▸ What you have to do
Find the number of lines below in which the word "title" appears, and write that number only.

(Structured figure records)
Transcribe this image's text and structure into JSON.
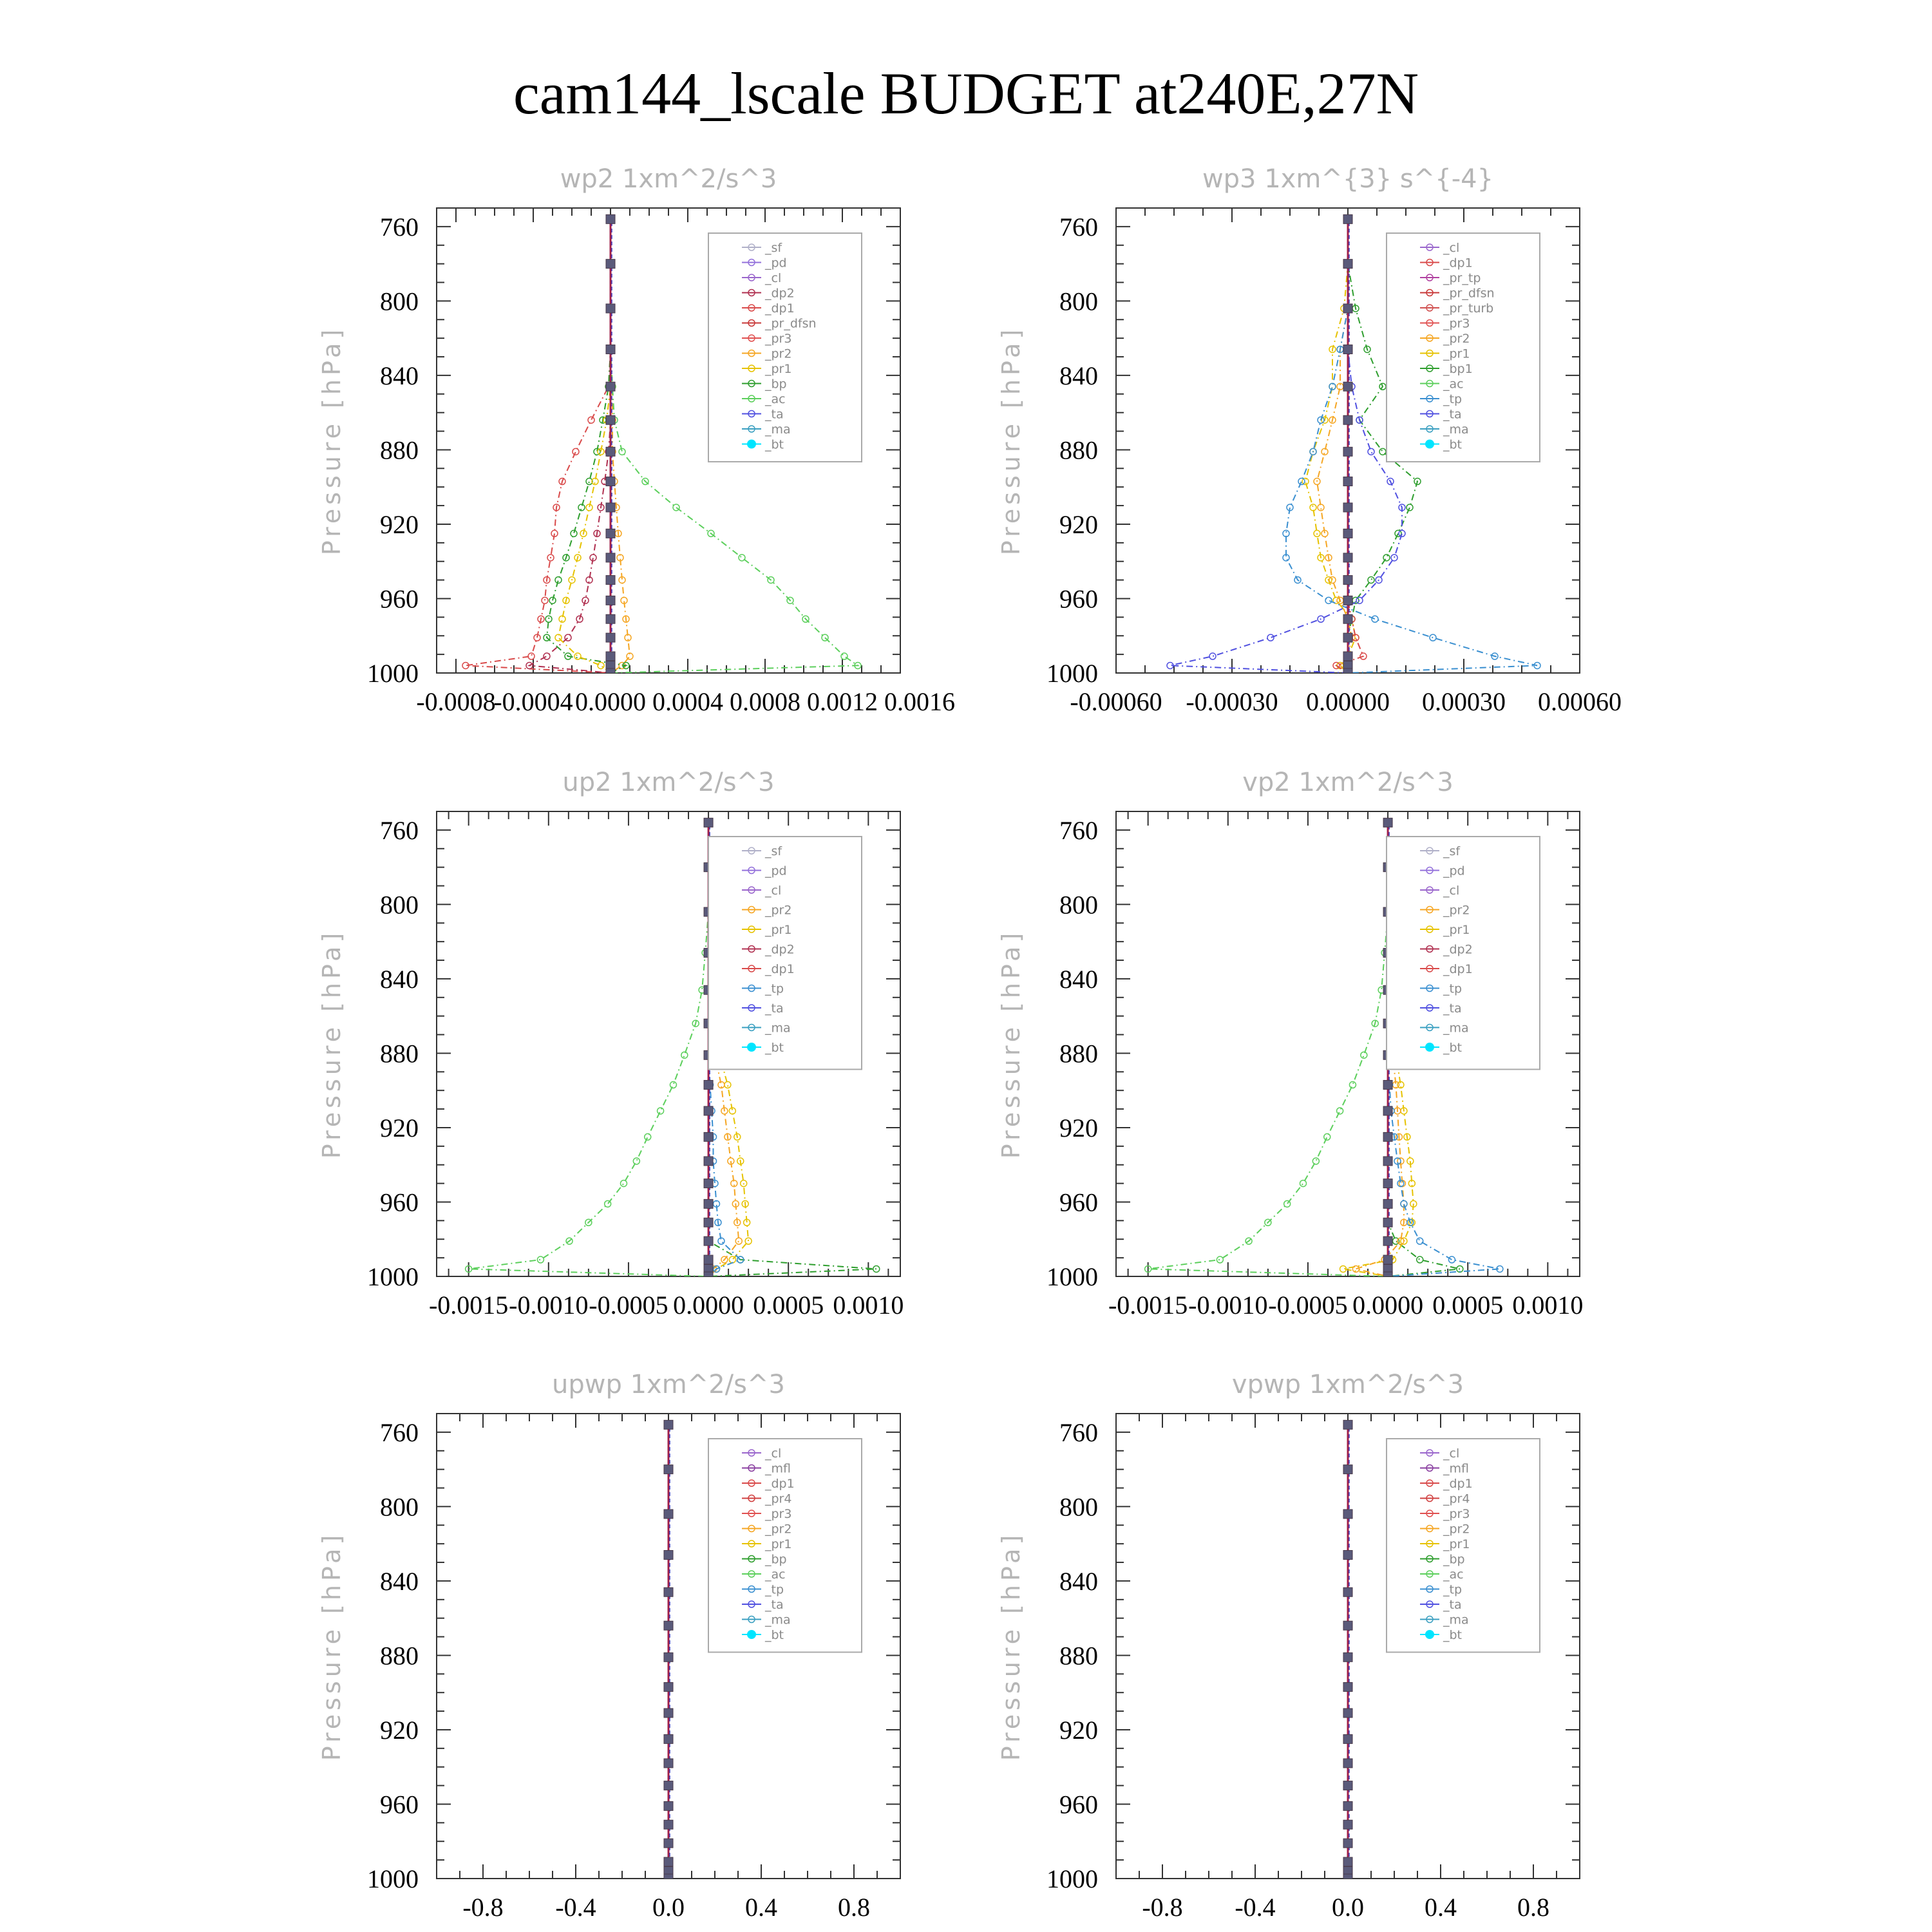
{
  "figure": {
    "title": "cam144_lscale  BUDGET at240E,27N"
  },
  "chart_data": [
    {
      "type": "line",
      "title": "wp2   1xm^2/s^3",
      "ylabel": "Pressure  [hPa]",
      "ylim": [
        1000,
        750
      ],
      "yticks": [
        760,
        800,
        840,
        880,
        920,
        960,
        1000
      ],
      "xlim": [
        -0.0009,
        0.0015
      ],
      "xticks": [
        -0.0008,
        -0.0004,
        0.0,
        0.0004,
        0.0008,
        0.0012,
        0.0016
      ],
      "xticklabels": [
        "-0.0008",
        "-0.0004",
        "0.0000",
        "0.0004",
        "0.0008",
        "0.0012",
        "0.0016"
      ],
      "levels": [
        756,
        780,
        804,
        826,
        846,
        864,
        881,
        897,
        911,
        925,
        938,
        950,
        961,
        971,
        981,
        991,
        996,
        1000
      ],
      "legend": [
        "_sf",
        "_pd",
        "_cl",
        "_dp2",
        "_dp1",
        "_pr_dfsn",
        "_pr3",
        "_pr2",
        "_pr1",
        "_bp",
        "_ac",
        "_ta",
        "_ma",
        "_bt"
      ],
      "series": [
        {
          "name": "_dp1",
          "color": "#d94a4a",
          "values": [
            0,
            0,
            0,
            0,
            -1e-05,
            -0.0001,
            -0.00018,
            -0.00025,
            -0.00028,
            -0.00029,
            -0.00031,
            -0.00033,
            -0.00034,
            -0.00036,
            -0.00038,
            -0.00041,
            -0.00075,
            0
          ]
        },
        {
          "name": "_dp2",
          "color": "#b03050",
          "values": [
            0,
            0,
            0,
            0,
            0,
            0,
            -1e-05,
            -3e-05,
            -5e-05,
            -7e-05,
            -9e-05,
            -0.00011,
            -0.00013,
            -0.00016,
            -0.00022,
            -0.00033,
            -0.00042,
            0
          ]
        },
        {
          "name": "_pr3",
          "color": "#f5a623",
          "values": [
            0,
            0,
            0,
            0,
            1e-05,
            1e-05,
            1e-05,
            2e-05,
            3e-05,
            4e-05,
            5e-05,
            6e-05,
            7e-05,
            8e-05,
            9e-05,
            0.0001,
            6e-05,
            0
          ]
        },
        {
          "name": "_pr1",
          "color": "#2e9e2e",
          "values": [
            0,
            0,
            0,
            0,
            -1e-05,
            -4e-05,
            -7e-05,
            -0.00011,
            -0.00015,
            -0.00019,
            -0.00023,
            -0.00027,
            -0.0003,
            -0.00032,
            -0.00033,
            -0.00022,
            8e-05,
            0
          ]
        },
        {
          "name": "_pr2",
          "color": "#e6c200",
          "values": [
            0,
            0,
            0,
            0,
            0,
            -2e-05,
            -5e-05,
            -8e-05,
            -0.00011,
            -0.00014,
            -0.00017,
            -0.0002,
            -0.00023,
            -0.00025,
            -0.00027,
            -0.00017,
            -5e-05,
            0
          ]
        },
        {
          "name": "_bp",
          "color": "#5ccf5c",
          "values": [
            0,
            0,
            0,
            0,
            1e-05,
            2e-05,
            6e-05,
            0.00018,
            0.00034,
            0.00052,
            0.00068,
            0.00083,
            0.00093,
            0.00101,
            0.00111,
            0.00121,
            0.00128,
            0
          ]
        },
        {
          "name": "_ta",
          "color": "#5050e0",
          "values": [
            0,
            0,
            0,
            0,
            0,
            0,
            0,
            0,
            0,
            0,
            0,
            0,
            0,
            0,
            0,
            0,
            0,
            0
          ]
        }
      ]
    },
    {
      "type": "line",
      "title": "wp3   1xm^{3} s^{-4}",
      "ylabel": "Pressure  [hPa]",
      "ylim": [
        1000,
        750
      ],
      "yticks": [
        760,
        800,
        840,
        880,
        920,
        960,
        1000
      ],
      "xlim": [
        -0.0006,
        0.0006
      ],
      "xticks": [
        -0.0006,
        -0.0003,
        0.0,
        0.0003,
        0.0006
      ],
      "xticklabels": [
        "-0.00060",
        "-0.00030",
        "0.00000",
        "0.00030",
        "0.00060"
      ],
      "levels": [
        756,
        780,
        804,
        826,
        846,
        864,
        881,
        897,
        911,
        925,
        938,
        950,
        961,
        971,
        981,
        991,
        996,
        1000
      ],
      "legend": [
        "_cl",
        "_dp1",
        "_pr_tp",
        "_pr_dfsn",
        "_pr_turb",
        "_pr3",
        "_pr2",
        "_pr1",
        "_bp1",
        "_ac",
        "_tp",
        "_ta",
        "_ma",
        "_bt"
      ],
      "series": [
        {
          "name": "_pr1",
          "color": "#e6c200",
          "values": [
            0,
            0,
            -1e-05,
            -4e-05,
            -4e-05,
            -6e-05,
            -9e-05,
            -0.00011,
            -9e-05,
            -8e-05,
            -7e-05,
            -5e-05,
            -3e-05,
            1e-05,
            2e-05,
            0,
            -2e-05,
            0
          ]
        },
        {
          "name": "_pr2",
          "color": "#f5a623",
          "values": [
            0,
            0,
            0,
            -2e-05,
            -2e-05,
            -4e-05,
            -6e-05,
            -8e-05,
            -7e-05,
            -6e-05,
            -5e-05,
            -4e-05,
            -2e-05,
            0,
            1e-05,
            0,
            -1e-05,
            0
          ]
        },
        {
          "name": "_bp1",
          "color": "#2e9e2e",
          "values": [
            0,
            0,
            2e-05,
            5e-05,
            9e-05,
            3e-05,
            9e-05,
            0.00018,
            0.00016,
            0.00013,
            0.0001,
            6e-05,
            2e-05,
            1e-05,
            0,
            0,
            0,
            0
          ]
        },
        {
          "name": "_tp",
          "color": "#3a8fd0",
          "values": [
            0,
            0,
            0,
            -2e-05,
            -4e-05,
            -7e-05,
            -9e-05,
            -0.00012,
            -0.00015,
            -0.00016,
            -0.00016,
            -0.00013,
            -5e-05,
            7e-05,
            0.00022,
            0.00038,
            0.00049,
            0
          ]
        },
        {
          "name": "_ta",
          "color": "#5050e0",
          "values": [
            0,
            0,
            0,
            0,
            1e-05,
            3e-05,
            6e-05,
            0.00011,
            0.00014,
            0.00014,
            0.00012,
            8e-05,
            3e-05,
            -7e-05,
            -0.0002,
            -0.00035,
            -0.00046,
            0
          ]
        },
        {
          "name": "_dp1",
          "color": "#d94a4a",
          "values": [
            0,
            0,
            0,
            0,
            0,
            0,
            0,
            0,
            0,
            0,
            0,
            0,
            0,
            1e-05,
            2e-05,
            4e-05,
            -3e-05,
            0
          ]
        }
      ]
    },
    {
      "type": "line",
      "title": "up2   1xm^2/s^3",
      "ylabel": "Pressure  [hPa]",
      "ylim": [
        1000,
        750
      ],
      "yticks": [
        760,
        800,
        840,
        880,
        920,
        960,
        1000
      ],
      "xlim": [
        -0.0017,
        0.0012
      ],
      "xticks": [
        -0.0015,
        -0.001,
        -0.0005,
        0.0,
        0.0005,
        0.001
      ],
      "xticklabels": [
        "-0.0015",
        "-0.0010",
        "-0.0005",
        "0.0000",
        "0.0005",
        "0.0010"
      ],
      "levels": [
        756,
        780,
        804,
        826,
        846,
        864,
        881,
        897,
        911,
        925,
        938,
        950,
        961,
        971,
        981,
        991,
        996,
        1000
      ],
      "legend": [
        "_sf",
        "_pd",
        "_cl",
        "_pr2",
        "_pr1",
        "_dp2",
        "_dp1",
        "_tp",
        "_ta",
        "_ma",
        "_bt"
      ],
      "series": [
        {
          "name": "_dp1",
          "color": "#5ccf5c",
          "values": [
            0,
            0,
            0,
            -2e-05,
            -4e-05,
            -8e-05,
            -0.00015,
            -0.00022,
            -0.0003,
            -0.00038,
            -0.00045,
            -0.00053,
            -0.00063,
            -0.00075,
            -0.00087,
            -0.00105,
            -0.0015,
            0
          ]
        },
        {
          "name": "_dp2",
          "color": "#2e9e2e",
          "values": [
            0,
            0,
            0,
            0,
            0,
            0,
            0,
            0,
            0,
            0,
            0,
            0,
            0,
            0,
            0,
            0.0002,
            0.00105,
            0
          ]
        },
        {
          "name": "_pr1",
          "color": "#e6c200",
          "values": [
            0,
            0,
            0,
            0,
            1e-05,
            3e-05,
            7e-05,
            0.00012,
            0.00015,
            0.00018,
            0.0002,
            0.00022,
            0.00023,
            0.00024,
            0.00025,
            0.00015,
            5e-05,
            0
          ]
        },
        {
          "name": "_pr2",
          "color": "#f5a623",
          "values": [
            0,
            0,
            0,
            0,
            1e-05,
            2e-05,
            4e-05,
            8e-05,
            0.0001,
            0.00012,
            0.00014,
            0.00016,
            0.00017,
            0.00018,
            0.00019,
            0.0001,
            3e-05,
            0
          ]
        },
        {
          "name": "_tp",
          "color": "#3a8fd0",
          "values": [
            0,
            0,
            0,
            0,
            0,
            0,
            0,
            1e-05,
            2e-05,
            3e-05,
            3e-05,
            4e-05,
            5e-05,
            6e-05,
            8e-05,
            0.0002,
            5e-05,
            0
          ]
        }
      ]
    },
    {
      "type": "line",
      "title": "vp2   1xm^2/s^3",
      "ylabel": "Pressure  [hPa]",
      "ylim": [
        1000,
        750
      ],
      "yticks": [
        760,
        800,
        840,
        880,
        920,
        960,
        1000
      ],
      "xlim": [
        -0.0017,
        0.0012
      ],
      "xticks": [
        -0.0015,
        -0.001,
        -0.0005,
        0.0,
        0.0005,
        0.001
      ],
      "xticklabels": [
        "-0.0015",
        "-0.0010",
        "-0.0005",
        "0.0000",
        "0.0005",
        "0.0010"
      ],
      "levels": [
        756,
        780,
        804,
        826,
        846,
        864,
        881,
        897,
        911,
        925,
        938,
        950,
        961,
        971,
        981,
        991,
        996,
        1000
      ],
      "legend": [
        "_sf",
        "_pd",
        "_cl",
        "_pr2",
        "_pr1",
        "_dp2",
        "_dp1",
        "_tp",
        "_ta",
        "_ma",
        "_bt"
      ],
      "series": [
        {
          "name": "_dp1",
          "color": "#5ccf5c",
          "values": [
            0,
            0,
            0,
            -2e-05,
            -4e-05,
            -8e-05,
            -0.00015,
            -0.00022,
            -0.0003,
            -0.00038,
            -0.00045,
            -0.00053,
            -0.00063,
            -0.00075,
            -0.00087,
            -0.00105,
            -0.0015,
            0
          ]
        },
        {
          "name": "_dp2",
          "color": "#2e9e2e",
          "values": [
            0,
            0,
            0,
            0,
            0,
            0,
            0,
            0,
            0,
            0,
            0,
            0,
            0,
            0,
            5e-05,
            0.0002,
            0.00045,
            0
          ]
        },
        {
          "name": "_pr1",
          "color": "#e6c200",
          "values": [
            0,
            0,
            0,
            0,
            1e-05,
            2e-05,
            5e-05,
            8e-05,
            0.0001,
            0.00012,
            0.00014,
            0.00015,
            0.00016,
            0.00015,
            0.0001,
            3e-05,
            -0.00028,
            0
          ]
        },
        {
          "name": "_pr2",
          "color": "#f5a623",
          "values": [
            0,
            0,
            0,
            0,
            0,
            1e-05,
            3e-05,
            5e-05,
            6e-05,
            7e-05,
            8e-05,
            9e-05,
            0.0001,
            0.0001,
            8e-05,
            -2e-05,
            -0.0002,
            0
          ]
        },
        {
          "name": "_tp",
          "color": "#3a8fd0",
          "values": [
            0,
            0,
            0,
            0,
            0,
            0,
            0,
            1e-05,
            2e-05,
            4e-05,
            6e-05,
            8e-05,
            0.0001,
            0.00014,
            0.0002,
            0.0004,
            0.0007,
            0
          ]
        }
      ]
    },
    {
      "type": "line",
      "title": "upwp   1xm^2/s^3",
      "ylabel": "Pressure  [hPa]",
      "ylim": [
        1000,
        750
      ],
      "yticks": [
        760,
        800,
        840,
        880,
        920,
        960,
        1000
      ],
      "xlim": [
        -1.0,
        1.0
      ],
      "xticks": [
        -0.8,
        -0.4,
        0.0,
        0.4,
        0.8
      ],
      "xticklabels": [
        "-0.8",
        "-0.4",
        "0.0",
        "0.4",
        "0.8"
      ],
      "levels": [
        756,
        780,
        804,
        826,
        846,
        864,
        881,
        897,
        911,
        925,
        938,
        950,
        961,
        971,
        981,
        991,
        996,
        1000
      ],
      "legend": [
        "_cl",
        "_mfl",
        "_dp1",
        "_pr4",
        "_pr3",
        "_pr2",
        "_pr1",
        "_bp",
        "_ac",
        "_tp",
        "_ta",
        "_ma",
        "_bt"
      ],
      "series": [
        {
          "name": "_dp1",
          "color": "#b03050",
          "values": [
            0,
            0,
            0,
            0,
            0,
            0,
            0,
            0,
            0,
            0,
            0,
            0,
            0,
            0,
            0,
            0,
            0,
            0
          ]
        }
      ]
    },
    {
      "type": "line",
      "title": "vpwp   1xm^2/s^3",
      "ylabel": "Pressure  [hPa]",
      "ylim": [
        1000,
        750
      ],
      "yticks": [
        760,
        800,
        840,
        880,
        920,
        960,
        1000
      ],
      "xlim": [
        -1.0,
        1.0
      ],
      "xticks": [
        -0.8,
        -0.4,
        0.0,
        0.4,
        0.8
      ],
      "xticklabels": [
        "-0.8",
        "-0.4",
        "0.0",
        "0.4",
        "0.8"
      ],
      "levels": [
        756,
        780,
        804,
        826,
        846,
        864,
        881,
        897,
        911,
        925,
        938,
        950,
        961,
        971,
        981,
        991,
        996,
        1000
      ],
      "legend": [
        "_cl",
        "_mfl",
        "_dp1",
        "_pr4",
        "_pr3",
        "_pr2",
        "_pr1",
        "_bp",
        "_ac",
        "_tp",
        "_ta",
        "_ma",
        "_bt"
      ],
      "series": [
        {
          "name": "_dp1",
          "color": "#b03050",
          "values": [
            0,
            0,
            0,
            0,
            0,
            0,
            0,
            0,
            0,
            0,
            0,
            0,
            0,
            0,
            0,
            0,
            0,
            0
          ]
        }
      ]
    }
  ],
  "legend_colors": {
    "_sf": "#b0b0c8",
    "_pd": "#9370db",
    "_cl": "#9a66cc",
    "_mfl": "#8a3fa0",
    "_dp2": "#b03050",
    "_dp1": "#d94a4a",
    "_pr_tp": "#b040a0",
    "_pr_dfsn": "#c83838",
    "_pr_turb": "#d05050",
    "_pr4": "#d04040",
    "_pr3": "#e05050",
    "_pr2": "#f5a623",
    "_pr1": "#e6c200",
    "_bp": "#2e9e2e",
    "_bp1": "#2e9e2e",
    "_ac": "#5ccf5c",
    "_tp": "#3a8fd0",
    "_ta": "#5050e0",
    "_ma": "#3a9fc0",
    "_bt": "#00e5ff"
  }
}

▸ The answer
7